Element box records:
■ ■ ■

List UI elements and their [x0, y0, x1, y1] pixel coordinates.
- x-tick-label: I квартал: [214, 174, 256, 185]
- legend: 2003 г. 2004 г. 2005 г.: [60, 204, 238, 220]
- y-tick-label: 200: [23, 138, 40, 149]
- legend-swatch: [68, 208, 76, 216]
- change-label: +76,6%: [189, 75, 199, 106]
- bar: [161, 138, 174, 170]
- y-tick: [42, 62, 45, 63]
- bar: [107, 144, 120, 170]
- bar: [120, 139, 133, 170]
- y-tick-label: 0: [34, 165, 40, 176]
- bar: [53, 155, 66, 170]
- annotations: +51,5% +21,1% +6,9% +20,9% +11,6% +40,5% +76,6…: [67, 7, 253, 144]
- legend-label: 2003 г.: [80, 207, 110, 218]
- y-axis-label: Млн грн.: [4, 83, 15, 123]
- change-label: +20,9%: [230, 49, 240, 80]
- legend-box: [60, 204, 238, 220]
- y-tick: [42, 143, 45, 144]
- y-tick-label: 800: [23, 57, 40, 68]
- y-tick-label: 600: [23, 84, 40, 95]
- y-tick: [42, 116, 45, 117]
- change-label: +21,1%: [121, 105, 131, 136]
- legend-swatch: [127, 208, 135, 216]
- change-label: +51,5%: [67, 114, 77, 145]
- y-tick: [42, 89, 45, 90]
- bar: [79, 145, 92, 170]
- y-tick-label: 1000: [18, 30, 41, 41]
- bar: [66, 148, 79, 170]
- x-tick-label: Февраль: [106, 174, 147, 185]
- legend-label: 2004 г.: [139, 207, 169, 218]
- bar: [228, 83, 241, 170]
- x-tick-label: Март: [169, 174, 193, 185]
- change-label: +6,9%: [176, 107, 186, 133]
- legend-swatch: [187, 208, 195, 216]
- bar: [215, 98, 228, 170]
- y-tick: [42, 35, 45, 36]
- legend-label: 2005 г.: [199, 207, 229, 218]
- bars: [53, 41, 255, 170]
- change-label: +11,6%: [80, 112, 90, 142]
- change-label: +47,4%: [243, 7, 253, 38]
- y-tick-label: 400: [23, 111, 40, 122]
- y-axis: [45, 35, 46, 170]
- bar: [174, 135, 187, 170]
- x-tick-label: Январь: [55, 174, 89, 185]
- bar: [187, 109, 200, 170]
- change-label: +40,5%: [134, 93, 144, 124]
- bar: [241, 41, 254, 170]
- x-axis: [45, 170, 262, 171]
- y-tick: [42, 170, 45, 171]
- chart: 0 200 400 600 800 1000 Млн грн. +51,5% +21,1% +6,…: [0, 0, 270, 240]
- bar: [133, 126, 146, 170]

■ ■ ■

EXERCISE GOAL –
Starting at the first line of the records, print each line without any change, and stop after the line that contains "- bar: [161, 138, 174, 170]".

EXERCISE RESPONSE –
List UI elements and their [x0, y0, x1, y1] pixel coordinates.
- x-tick-label: I квартал: [214, 174, 256, 185]
- legend: 2003 г. 2004 г. 2005 г.: [60, 204, 238, 220]
- y-tick-label: 200: [23, 138, 40, 149]
- legend-swatch: [68, 208, 76, 216]
- change-label: +76,6%: [189, 75, 199, 106]
- bar: [161, 138, 174, 170]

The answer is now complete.